WHAT YOU NEED TO DO: Your task is to copy every line of the entries that contains "bird".

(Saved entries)
────────────────────
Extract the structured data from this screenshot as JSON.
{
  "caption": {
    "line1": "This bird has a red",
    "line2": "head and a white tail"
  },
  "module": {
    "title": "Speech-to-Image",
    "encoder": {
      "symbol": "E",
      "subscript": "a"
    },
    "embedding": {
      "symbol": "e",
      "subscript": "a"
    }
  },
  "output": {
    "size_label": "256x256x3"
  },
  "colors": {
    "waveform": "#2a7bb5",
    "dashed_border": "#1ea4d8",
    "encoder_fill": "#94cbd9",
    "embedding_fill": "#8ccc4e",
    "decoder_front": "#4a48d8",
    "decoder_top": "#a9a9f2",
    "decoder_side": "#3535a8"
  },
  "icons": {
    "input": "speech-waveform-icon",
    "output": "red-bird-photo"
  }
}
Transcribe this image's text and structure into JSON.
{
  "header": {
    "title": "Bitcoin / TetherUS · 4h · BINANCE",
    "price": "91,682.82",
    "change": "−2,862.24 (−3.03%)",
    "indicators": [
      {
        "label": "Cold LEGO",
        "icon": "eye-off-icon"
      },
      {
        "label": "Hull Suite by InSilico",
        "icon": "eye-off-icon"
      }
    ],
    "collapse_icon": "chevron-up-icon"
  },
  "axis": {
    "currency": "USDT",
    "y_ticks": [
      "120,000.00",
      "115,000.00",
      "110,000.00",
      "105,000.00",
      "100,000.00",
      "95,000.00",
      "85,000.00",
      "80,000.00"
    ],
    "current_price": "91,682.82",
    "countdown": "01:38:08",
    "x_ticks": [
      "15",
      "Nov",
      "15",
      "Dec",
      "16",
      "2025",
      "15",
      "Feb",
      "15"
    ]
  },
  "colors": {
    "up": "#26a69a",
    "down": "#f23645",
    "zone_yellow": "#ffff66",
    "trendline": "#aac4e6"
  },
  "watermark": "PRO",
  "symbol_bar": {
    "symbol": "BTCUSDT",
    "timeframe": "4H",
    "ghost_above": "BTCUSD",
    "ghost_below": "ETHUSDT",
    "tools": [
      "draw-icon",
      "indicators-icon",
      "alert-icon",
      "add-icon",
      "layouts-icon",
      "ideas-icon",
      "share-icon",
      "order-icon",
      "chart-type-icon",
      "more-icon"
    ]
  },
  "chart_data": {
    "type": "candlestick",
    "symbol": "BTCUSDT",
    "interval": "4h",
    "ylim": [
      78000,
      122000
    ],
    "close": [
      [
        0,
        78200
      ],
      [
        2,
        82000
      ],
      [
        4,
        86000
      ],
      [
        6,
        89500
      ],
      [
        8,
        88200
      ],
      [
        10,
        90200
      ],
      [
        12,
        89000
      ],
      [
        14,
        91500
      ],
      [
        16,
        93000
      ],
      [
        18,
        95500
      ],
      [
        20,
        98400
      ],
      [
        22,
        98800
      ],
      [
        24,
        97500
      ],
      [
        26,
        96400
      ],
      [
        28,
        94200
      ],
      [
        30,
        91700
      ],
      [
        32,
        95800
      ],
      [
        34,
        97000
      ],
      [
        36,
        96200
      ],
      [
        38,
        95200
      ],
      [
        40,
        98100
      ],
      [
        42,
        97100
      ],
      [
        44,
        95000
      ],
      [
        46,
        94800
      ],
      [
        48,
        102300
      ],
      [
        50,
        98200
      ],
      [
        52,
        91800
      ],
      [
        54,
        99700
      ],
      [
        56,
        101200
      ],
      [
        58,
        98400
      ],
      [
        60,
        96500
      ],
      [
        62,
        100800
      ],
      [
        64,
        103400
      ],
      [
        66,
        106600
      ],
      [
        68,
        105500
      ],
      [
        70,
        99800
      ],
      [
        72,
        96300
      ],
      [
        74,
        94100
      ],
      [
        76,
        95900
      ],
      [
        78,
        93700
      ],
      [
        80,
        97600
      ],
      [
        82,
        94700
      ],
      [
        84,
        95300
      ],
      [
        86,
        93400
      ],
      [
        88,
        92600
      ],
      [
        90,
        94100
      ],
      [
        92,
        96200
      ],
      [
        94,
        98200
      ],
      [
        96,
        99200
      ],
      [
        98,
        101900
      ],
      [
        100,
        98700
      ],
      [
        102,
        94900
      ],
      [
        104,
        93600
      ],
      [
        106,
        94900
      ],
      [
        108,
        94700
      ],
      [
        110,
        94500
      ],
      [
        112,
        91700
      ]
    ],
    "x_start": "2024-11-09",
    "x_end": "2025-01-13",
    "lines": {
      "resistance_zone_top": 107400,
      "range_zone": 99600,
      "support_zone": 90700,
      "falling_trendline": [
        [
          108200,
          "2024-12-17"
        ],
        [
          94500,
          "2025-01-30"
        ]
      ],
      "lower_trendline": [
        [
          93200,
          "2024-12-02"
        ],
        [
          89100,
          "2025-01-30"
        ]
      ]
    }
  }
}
────────────────────
PROBLEM SOLUTION:
    "line1": "This bird has a red",
    "output": "red-bird-photo"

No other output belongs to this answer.